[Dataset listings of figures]

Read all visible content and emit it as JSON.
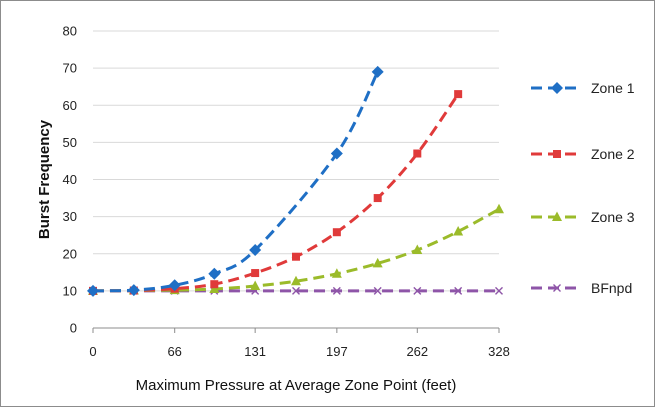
{
  "chart_data": {
    "type": "line",
    "title": "",
    "xlabel": "Maximum Pressure at Average Zone Point (feet)",
    "ylabel": "Burst Frequency",
    "xlim": [
      0,
      328
    ],
    "ylim": [
      0,
      80
    ],
    "xticks": [
      0,
      66,
      131,
      197,
      262,
      328
    ],
    "xtick_labels": [
      "0",
      "66",
      "131",
      "197",
      "262",
      "328"
    ],
    "yticks": [
      0,
      10,
      20,
      30,
      40,
      50,
      60,
      70,
      80
    ],
    "ytick_labels": [
      "0",
      "10",
      "20",
      "30",
      "40",
      "50",
      "60",
      "70",
      "80"
    ],
    "grid": "horizontal",
    "legend_position": "right",
    "series": [
      {
        "name": "Zone 1",
        "color": "#1f6fc5",
        "marker": "diamond",
        "x": [
          0,
          33,
          66,
          98,
          131,
          197,
          230
        ],
        "y": [
          10,
          10.2,
          11.5,
          14.6,
          21,
          47,
          69
        ]
      },
      {
        "name": "Zone 2",
        "color": "#e03a3a",
        "marker": "square",
        "x": [
          0,
          33,
          66,
          98,
          131,
          164,
          197,
          230,
          262,
          295
        ],
        "y": [
          10,
          10.1,
          10.6,
          11.8,
          14.8,
          19.2,
          25.8,
          35,
          47,
          63
        ]
      },
      {
        "name": "Zone 3",
        "color": "#9bbb2a",
        "marker": "triangle",
        "x": [
          0,
          33,
          66,
          98,
          131,
          164,
          197,
          230,
          262,
          295,
          328
        ],
        "y": [
          10,
          10.1,
          10.2,
          10.5,
          11.3,
          12.6,
          14.6,
          17.4,
          21,
          26,
          32
        ]
      },
      {
        "name": "BFnpd",
        "color": "#8e55a8",
        "marker": "x",
        "x": [
          0,
          33,
          66,
          98,
          131,
          164,
          197,
          230,
          262,
          295,
          328
        ],
        "y": [
          10,
          10,
          10,
          10,
          10,
          10,
          10,
          10,
          10,
          10,
          10
        ]
      }
    ]
  }
}
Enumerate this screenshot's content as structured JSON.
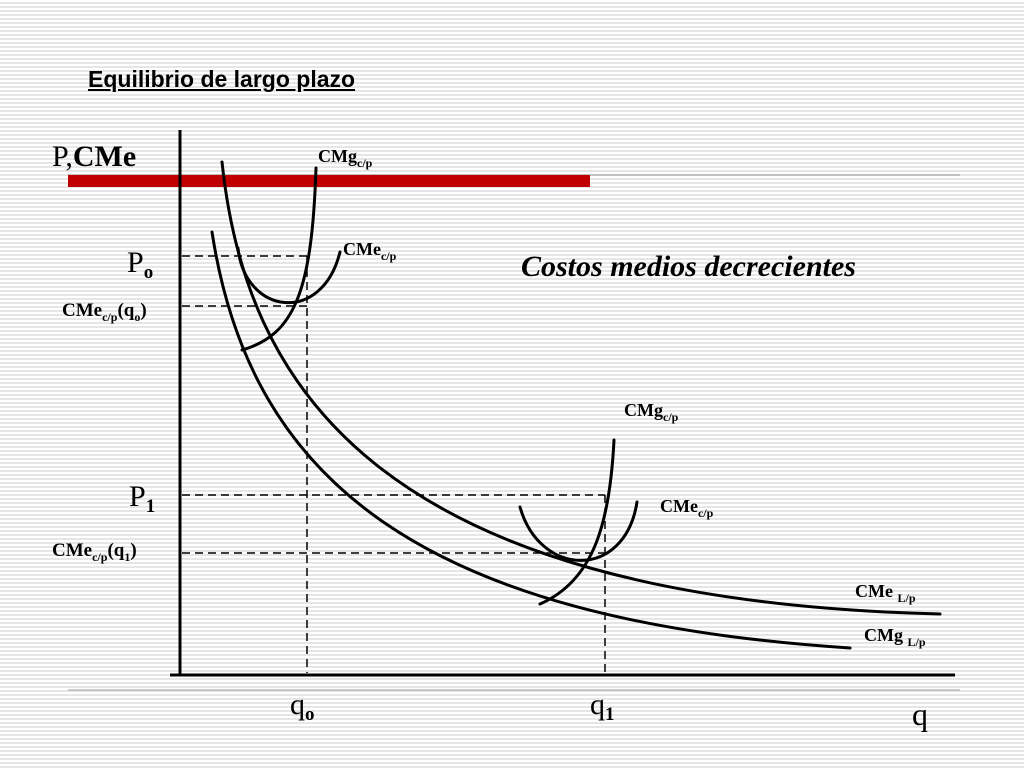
{
  "slide": {
    "title": "Equilibrio de largo plazo"
  },
  "colors": {
    "accent_bar": "#c00000",
    "curve": "#000000"
  },
  "diagram": {
    "y_axis_label_p": "P",
    "y_axis_label_comma": ",",
    "y_axis_label_cme": "CMe",
    "x_axis_label": "q",
    "subtitle": "Costos medios decrecientes",
    "price_labels": {
      "p0_main": "P",
      "p0_sub": "o",
      "p1_main": "P",
      "p1_sub": "1"
    },
    "cost_labels": {
      "cme_q0_main": "CMe",
      "cme_q0_sub": "c/p",
      "cme_q0_arg": "(q",
      "cme_q0_arg_sub": "o",
      "cme_q0_close": ")",
      "cme_q1_main": "CMe",
      "cme_q1_sub": "c/p",
      "cme_q1_arg": "(q",
      "cme_q1_arg_sub": "1",
      "cme_q1_close": ")"
    },
    "quantity_labels": {
      "q0_main": "q",
      "q0_sub": "o",
      "q1_main": "q",
      "q1_sub": "1"
    },
    "curve_labels": {
      "cmg_cp_top_main": "CMg",
      "cmg_cp_top_sub": "c/p",
      "cme_cp_top_main": "CMe",
      "cme_cp_top_sub": "c/p",
      "cmg_cp_bottom_main": "CMg",
      "cmg_cp_bottom_sub": "c/p",
      "cme_cp_bottom_main": "CMe",
      "cme_cp_bottom_sub": "c/p",
      "cme_lp_main": "CMe ",
      "cme_lp_sub": "L/p",
      "cmg_lp_main": "CMg ",
      "cmg_lp_sub": "L/p"
    }
  }
}
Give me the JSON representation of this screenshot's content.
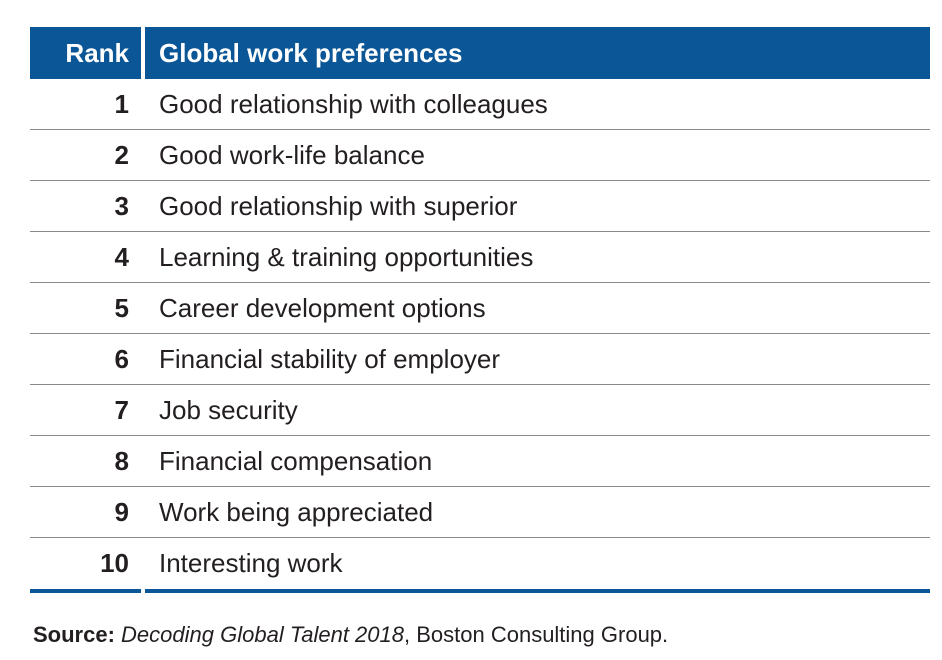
{
  "table": {
    "headers": {
      "rank": "Rank",
      "preference": "Global work preferences"
    },
    "rows": [
      {
        "rank": "1",
        "preference": "Good relationship with colleagues"
      },
      {
        "rank": "2",
        "preference": "Good work-life balance"
      },
      {
        "rank": "3",
        "preference": "Good relationship with superior"
      },
      {
        "rank": "4",
        "preference": "Learning & training opportunities"
      },
      {
        "rank": "5",
        "preference": "Career development options"
      },
      {
        "rank": "6",
        "preference": "Financial stability of employer"
      },
      {
        "rank": "7",
        "preference": "Job security"
      },
      {
        "rank": "8",
        "preference": "Financial compensation"
      },
      {
        "rank": "9",
        "preference": "Work being appreciated"
      },
      {
        "rank": "10",
        "preference": "Interesting work"
      }
    ]
  },
  "source": {
    "label": "Source:",
    "title": "Decoding Global Talent 2018",
    "rest": ", Boston Consulting Group."
  },
  "colors": {
    "header_bg": "#0b5697",
    "header_text": "#ffffff",
    "divider": "#8a8a8a"
  }
}
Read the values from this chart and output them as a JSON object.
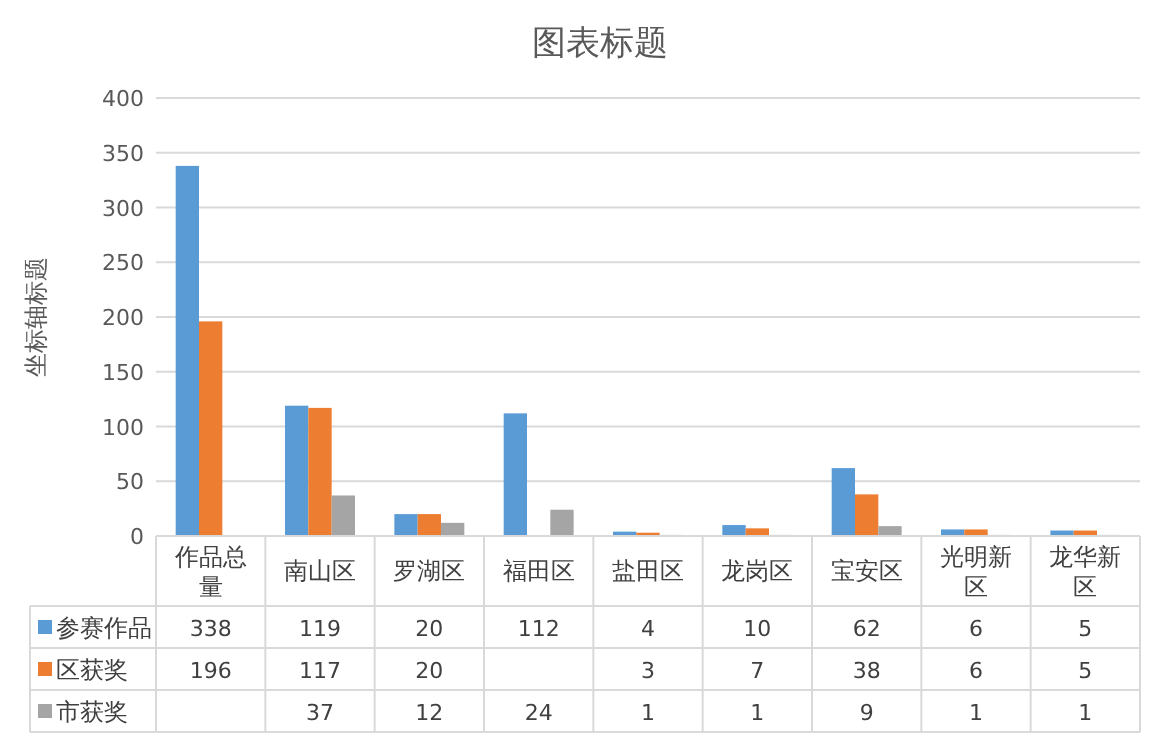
{
  "chart_data": {
    "type": "bar",
    "title": "图表标题",
    "ylabel": "坐标轴标题",
    "categories": [
      "作品总量",
      "南山区",
      "罗湖区",
      "福田区",
      "盐田区",
      "龙岗区",
      "宝安区",
      "光明新区",
      "龙华新区"
    ],
    "series": [
      {
        "name": "参赛作品",
        "color": "#5b9bd5",
        "values": [
          338,
          119,
          20,
          112,
          4,
          10,
          62,
          6,
          5
        ]
      },
      {
        "name": "区获奖",
        "color": "#ed7d31",
        "values": [
          196,
          117,
          20,
          null,
          3,
          7,
          38,
          6,
          5
        ]
      },
      {
        "name": "市获奖",
        "color": "#a5a5a5",
        "values": [
          null,
          37,
          12,
          24,
          1,
          1,
          9,
          1,
          1
        ]
      }
    ],
    "ylim": [
      0,
      400
    ],
    "yticks": [
      0,
      50,
      100,
      150,
      200,
      250,
      300,
      350,
      400
    ],
    "grid": "y",
    "legend": "bottom left",
    "data_labels": true
  }
}
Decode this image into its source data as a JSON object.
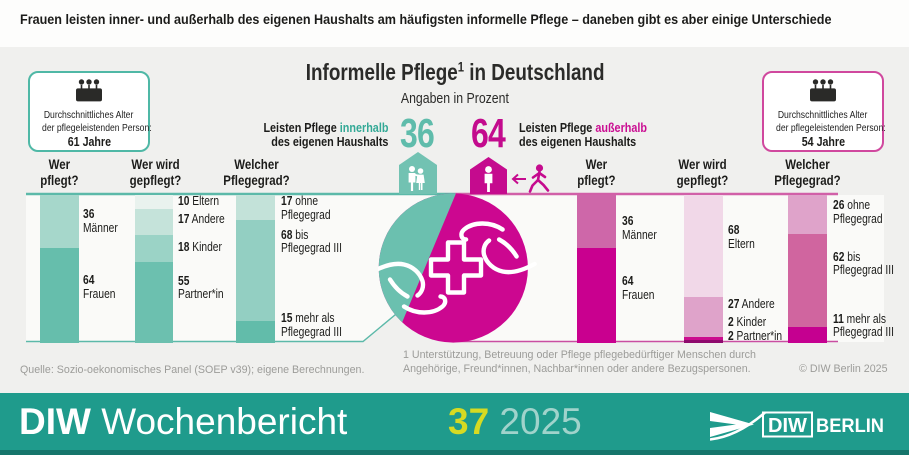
{
  "headline": "Frauen leisten inner- und außerhalb des eigenen Haushalts am häufigsten informelle Pflege – daneben gibt es aber einige Unterschiede",
  "infographic": {
    "title": "Informelle Pflege",
    "title_sup": "1",
    "title_tail": " in Deutschland",
    "subtitle": "Angaben in Prozent",
    "age_note_left": {
      "line1": "Durchschnittliches Alter",
      "line2": "der pflegeleistenden Person:",
      "value": "61 Jahre"
    },
    "age_note_right": {
      "line1": "Durchschnittliches Alter",
      "line2": "der pflegeleistenden Person:",
      "value": "54 Jahre"
    },
    "inside": {
      "pre": "Leisten Pflege ",
      "em": "innerhalb",
      "line2": "des eigenen Haushalts",
      "value": "36"
    },
    "outside": {
      "pre": "Leisten Pflege ",
      "em": "außerhalb",
      "line2": "des eigenen Haushalts",
      "value": "64"
    }
  },
  "colors": {
    "teal_accent": "#33a996",
    "magenta_accent": "#ca0d92",
    "teal_line": "#5cb9a9",
    "magenta_line": "#d160a8",
    "bar_teal": "#1f9b8c",
    "issue_yellow": "#d6da22",
    "year_teal": "#a0d3cb"
  },
  "chart_data": {
    "type": "bar",
    "title": "Informelle Pflege in Deutschland",
    "subtitle": "Angaben in Prozent",
    "unit": "percent",
    "split": [
      {
        "label": "Leisten Pflege innerhalb des eigenen Haushalts",
        "value": 36,
        "avg_age": "61 Jahre"
      },
      {
        "label": "Leisten Pflege außerhalb des eigenen Haushalts",
        "value": 64,
        "avg_age": "54 Jahre"
      }
    ],
    "groups": [
      {
        "id": "innerhalb",
        "bars": [
          {
            "question": "Wer\npflegt?",
            "segments": [
              {
                "value": 36,
                "suffix": "\nMänner",
                "color": "#a6d7cb"
              },
              {
                "value": 64,
                "suffix": "\nFrauen",
                "color": "#66beac"
              }
            ]
          },
          {
            "question": "Wer wird\ngepflegt?",
            "segments": [
              {
                "value": 10,
                "suffix": " Eltern",
                "color": "#e9f2ee"
              },
              {
                "value": 17,
                "suffix": " Andere",
                "color": "#c5e3da"
              },
              {
                "value": 18,
                "suffix": " Kinder",
                "color": "#9bd3c6"
              },
              {
                "value": 55,
                "suffix": "\nPartner*in",
                "color": "#6cc0af"
              }
            ]
          },
          {
            "question": "Welcher\nPflegegrad?",
            "segments": [
              {
                "value": 17,
                "suffix": " ohne\nPflegegrad",
                "color": "#c3e2d9"
              },
              {
                "value": 68,
                "suffix": " bis\nPflegegrad III",
                "color": "#93cfc2"
              },
              {
                "value": 15,
                "suffix": " mehr als\nPflegegrad III",
                "color": "#62bcaa"
              }
            ]
          }
        ]
      },
      {
        "id": "ausserhalb",
        "bars": [
          {
            "question": "Wer\npflegt?",
            "segments": [
              {
                "value": 36,
                "suffix": "\nMänner",
                "color": "#ce67a9"
              },
              {
                "value": 64,
                "suffix": "\nFrauen",
                "color": "#c9008f"
              }
            ]
          },
          {
            "question": "Wer wird\ngepflegt?",
            "segments": [
              {
                "value": 68,
                "suffix": "\nEltern",
                "color": "#f1d8e8"
              },
              {
                "value": 27,
                "suffix": " Andere",
                "color": "#dfa3ca"
              },
              {
                "value": 2,
                "suffix": " Kinder",
                "color": "#cb0c8e"
              },
              {
                "value": 2,
                "suffix": " Partner*in",
                "color": "#8e0a6d"
              }
            ]
          },
          {
            "question": "Welcher\nPflegegrad?",
            "segments": [
              {
                "value": 26,
                "suffix": " ohne\nPflegegrad",
                "color": "#dfa3ca"
              },
              {
                "value": 62,
                "suffix": " bis\nPflegegrad III",
                "color": "#d0659f"
              },
              {
                "value": 11,
                "suffix": " mehr als\nPflegegrad III",
                "color": "#c50090"
              }
            ]
          }
        ]
      }
    ]
  },
  "footer": {
    "source": "Quelle: Sozio-oekonomisches Panel (SOEP v39);  eigene Berechnungen.",
    "footnote": "1  Unterstützung, Betreuung oder Pflege pflegebedürftiger Menschen durch\nAngehörige, Freund*innen, Nachbar*innen oder andere Bezugspersonen.",
    "copyright": "© DIW Berlin 2025"
  },
  "bottombar": {
    "brand_bold": "DIW",
    "brand_rest": " Wochenbericht",
    "issue": "37",
    "year": " 2025",
    "logo_diw": "DIW",
    "logo_berlin": "BERLIN"
  }
}
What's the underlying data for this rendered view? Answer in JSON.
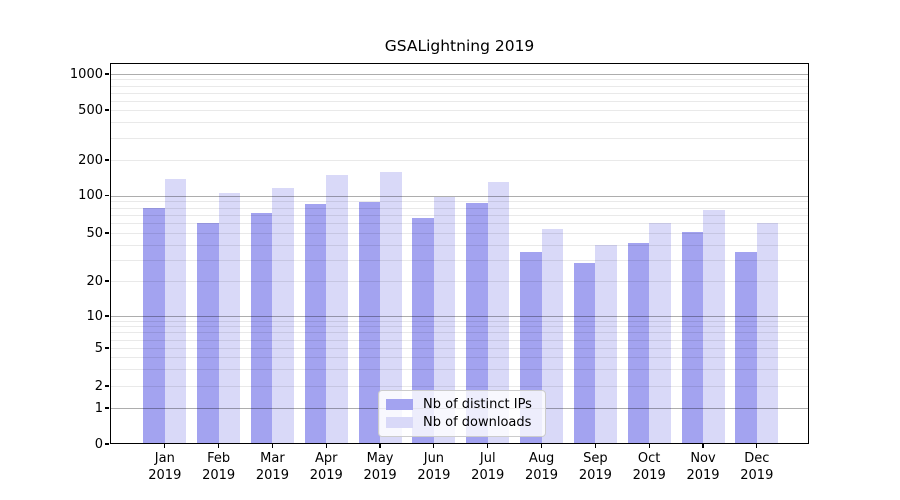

Brief:
Check every line of the data, and copy the ones that contain "Zone".

Response to this task:
    "xlabel": "Maximum Pressure at Average Zone Point (feet)",
        "name": "Zone 1",
        "name": "Zone 2",
        "name": "Zone 3",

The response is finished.